-- START TASK INPUT --
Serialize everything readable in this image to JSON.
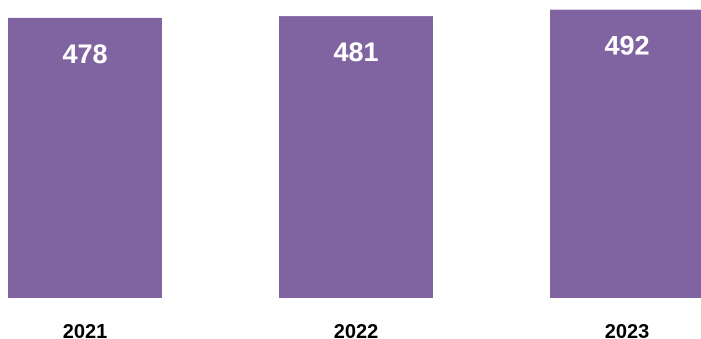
{
  "chart_data": {
    "type": "bar",
    "categories": [
      "2021",
      "2022",
      "2023"
    ],
    "values": [
      478,
      481,
      492
    ],
    "title": "",
    "xlabel": "",
    "ylabel": "",
    "ylim": [
      0,
      500
    ],
    "grid": false,
    "legend": "none",
    "colors": {
      "bar": "#8064a2",
      "value_label": "#ffffff",
      "tick_label": "#000000"
    }
  }
}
-- END TASK INPUT --
▶ **WRITTEN REQUEST**
Without the pictures, write out all of the material exactly.

▶ **TASK ANSWER**
Serialize everything readable in this image to JSON.
{
  "chart_data": {
    "type": "bar",
    "categories": [
      "2021",
      "2022",
      "2023"
    ],
    "values": [
      478,
      481,
      492
    ],
    "title": "",
    "xlabel": "",
    "ylabel": "",
    "ylim": [
      0,
      500
    ],
    "grid": false,
    "legend": "none",
    "colors": {
      "bar": "#8064a2",
      "value_label": "#ffffff",
      "tick_label": "#000000"
    }
  }
}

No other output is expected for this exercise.